**WRITTEN PROBLEM**.
Write the data out again in full, with no departure from the original.

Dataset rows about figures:

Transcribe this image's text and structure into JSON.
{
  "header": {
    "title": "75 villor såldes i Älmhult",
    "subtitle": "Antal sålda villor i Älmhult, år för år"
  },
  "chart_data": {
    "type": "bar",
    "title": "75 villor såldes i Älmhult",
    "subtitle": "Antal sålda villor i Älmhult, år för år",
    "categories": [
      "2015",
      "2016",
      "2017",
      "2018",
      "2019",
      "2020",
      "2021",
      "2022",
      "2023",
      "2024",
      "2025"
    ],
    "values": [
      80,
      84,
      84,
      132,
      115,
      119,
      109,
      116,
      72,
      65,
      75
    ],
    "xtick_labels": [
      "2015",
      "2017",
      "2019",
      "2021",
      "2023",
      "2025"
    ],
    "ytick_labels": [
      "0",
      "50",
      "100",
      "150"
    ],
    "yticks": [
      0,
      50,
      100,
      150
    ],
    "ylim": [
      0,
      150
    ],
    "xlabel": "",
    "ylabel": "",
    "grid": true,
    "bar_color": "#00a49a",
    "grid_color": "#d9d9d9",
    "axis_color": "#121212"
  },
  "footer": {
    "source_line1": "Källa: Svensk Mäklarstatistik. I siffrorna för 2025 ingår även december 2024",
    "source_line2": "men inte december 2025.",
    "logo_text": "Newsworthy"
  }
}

**TASK RESULT**.
Transcribe this image's text and structure into JSON.
{
  "header": {
    "title": "75 villor såldes i Älmhult",
    "subtitle": "Antal sålda villor i Älmhult, år för år"
  },
  "chart_data": {
    "type": "bar",
    "title": "75 villor såldes i Älmhult",
    "subtitle": "Antal sålda villor i Älmhult, år för år",
    "categories": [
      "2015",
      "2016",
      "2017",
      "2018",
      "2019",
      "2020",
      "2021",
      "2022",
      "2023",
      "2024",
      "2025"
    ],
    "values": [
      80,
      84,
      84,
      132,
      115,
      119,
      109,
      116,
      72,
      65,
      75
    ],
    "xtick_labels": [
      "2015",
      "2017",
      "2019",
      "2021",
      "2023",
      "2025"
    ],
    "ytick_labels": [
      "0",
      "50",
      "100",
      "150"
    ],
    "yticks": [
      0,
      50,
      100,
      150
    ],
    "ylim": [
      0,
      150
    ],
    "xlabel": "",
    "ylabel": "",
    "grid": true,
    "bar_color": "#00a49a",
    "grid_color": "#d9d9d9",
    "axis_color": "#121212"
  },
  "footer": {
    "source_line1": "Källa: Svensk Mäklarstatistik. I siffrorna för 2025 ingår även december 2024",
    "source_line2": "men inte december 2025.",
    "logo_text": "Newsworthy"
  }
}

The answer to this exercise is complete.